TASK BRIEF: Return the listing below verbatim. Pictures do not belong in the copy.

DATA SECTION:
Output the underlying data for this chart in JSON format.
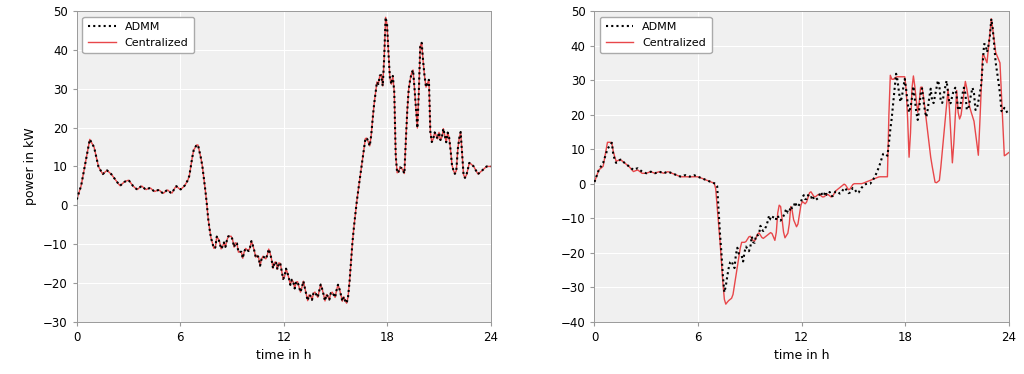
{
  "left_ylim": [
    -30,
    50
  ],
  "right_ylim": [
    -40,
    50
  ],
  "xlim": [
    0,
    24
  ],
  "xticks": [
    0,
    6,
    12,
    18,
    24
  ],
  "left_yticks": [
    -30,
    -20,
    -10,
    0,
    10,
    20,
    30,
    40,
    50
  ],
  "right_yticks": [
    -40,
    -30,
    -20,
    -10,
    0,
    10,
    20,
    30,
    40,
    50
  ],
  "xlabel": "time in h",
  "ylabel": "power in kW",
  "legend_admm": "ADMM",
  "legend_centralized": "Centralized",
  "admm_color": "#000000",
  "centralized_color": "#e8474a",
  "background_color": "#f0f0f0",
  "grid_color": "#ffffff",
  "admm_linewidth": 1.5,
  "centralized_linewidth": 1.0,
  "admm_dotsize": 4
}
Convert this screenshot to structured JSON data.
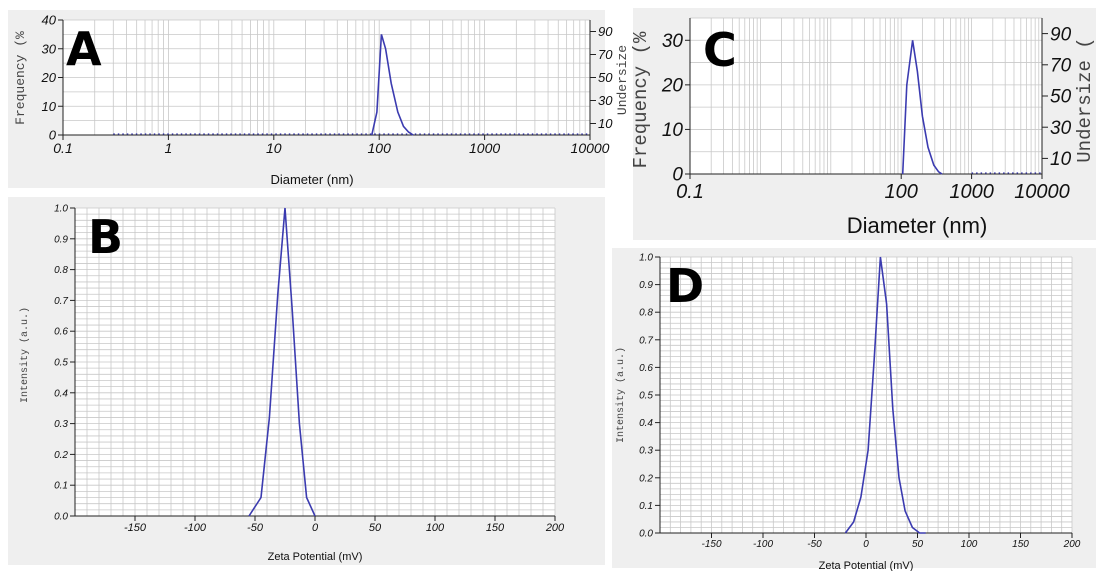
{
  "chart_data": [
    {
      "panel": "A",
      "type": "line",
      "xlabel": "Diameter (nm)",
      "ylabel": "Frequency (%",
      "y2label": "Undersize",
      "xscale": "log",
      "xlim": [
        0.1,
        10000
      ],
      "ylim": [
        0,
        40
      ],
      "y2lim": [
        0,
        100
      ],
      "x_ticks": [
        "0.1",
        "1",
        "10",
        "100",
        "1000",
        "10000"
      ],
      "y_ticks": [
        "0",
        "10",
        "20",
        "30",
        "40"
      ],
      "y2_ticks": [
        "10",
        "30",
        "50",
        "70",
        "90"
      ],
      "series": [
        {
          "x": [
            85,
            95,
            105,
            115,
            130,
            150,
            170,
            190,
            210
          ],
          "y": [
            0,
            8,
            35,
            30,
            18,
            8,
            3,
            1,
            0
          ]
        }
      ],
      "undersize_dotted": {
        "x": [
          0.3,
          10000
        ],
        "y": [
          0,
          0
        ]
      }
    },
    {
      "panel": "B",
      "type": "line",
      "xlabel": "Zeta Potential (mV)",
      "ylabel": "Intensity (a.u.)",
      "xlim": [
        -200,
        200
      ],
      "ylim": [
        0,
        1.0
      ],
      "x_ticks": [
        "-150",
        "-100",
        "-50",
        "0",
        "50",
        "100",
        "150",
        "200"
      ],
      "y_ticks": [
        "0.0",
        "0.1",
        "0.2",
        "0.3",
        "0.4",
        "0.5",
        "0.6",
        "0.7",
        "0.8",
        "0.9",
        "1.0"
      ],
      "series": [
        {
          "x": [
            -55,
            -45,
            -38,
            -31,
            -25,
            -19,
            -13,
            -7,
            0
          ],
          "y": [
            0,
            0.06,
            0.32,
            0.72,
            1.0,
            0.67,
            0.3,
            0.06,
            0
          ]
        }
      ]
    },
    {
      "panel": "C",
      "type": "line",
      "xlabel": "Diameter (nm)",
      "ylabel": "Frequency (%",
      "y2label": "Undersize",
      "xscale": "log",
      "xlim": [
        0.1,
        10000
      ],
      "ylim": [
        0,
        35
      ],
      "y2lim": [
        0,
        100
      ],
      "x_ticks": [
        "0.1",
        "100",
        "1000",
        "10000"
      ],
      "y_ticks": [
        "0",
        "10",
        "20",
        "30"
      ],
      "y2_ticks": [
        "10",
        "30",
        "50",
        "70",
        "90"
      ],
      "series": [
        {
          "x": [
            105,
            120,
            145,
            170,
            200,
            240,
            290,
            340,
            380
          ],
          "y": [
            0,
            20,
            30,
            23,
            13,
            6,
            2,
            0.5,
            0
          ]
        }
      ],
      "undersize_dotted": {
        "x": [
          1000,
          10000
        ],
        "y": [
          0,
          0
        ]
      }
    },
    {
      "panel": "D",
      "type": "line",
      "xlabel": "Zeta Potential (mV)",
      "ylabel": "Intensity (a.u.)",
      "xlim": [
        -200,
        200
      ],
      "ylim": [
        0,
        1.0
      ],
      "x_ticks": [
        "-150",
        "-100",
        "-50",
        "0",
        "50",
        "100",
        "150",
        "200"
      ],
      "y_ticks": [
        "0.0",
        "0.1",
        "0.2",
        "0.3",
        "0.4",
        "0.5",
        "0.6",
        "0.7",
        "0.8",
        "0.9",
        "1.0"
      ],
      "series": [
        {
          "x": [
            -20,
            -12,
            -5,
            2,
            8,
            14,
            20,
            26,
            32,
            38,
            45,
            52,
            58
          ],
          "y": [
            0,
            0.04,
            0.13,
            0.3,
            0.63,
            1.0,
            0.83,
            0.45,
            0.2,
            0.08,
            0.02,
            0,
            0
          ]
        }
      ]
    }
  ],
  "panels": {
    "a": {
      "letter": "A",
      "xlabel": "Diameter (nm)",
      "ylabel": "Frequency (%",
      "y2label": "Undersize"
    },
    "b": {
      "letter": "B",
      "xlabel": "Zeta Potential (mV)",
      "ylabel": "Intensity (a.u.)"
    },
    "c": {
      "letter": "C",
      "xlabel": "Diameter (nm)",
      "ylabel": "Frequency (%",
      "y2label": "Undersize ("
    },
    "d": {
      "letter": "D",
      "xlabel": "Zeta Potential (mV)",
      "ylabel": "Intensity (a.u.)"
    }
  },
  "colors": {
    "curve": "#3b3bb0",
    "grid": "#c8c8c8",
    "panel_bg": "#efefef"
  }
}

RESULT OF THE EXERCISE:
Output the underlying data for this chart in JSON format.
{
  "left_ylim": [
    -30,
    50
  ],
  "right_ylim": [
    -40,
    50
  ],
  "xlim": [
    0,
    24
  ],
  "xticks": [
    0,
    6,
    12,
    18,
    24
  ],
  "left_yticks": [
    -30,
    -20,
    -10,
    0,
    10,
    20,
    30,
    40,
    50
  ],
  "right_yticks": [
    -40,
    -30,
    -20,
    -10,
    0,
    10,
    20,
    30,
    40,
    50
  ],
  "xlabel": "time in h",
  "ylabel": "power in kW",
  "legend_admm": "ADMM",
  "legend_centralized": "Centralized",
  "admm_color": "#000000",
  "centralized_color": "#e8474a",
  "background_color": "#f0f0f0",
  "grid_color": "#ffffff",
  "admm_linewidth": 1.5,
  "centralized_linewidth": 1.0,
  "admm_dotsize": 4
}
Convert this screenshot to structured JSON data.
{
  "chart_data": [
    {
      "panel": "A",
      "type": "line",
      "xlabel": "Diameter (nm)",
      "ylabel": "Frequency (%",
      "y2label": "Undersize",
      "xscale": "log",
      "xlim": [
        0.1,
        10000
      ],
      "ylim": [
        0,
        40
      ],
      "y2lim": [
        0,
        100
      ],
      "x_ticks": [
        "0.1",
        "1",
        "10",
        "100",
        "1000",
        "10000"
      ],
      "y_ticks": [
        "0",
        "10",
        "20",
        "30",
        "40"
      ],
      "y2_ticks": [
        "10",
        "30",
        "50",
        "70",
        "90"
      ],
      "series": [
        {
          "x": [
            85,
            95,
            105,
            115,
            130,
            150,
            170,
            190,
            210
          ],
          "y": [
            0,
            8,
            35,
            30,
            18,
            8,
            3,
            1,
            0
          ]
        }
      ],
      "undersize_dotted": {
        "x": [
          0.3,
          10000
        ],
        "y": [
          0,
          0
        ]
      }
    },
    {
      "panel": "B",
      "type": "line",
      "xlabel": "Zeta Potential (mV)",
      "ylabel": "Intensity (a.u.)",
      "xlim": [
        -200,
        200
      ],
      "ylim": [
        0,
        1.0
      ],
      "x_ticks": [
        "-150",
        "-100",
        "-50",
        "0",
        "50",
        "100",
        "150",
        "200"
      ],
      "y_ticks": [
        "0.0",
        "0.1",
        "0.2",
        "0.3",
        "0.4",
        "0.5",
        "0.6",
        "0.7",
        "0.8",
        "0.9",
        "1.0"
      ],
      "series": [
        {
          "x": [
            -55,
            -45,
            -38,
            -31,
            -25,
            -19,
            -13,
            -7,
            0
          ],
          "y": [
            0,
            0.06,
            0.32,
            0.72,
            1.0,
            0.67,
            0.3,
            0.06,
            0
          ]
        }
      ]
    },
    {
      "panel": "C",
      "type": "line",
      "xlabel": "Diameter (nm)",
      "ylabel": "Frequency (%",
      "y2label": "Undersize",
      "xscale": "log",
      "xlim": [
        0.1,
        10000
      ],
      "ylim": [
        0,
        35
      ],
      "y2lim": [
        0,
        100
      ],
      "x_ticks": [
        "0.1",
        "100",
        "1000",
        "10000"
      ],
      "y_ticks": [
        "0",
        "10",
        "20",
        "30"
      ],
      "y2_ticks": [
        "10",
        "30",
        "50",
        "70",
        "90"
      ],
      "series": [
        {
          "x": [
            105,
            120,
            145,
            170,
            200,
            240,
            290,
            340,
            380
          ],
          "y": [
            0,
            20,
            30,
            23,
            13,
            6,
            2,
            0.5,
            0
          ]
        }
      ],
      "undersize_dotted": {
        "x": [
          1000,
          10000
        ],
        "y": [
          0,
          0
        ]
      }
    },
    {
      "panel": "D",
      "type": "line",
      "xlabel": "Zeta Potential (mV)",
      "ylabel": "Intensity (a.u.)",
      "xlim": [
        -200,
        200
      ],
      "ylim": [
        0,
        1.0
      ],
      "x_ticks": [
        "-150",
        "-100",
        "-50",
        "0",
        "50",
        "100",
        "150",
        "200"
      ],
      "y_ticks": [
        "0.0",
        "0.1",
        "0.2",
        "0.3",
        "0.4",
        "0.5",
        "0.6",
        "0.7",
        "0.8",
        "0.9",
        "1.0"
      ],
      "series": [
        {
          "x": [
            -20,
            -12,
            -5,
            2,
            8,
            14,
            20,
            26,
            32,
            38,
            45,
            52,
            58
          ],
          "y": [
            0,
            0.04,
            0.13,
            0.3,
            0.63,
            1.0,
            0.83,
            0.45,
            0.2,
            0.08,
            0.02,
            0,
            0
          ]
        }
      ]
    }
  ],
  "panels": {
    "a": {
      "letter": "A",
      "xlabel": "Diameter (nm)",
      "ylabel": "Frequency (%",
      "y2label": "Undersize"
    },
    "b": {
      "letter": "B",
      "xlabel": "Zeta Potential (mV)",
      "ylabel": "Intensity (a.u.)"
    },
    "c": {
      "letter": "C",
      "xlabel": "Diameter (nm)",
      "ylabel": "Frequency (%",
      "y2label": "Undersize ("
    },
    "d": {
      "letter": "D",
      "xlabel": "Zeta Potential (mV)",
      "ylabel": "Intensity (a.u.)"
    }
  },
  "colors": {
    "curve": "#3b3bb0",
    "grid": "#c8c8c8",
    "panel_bg": "#efefef"
  }
}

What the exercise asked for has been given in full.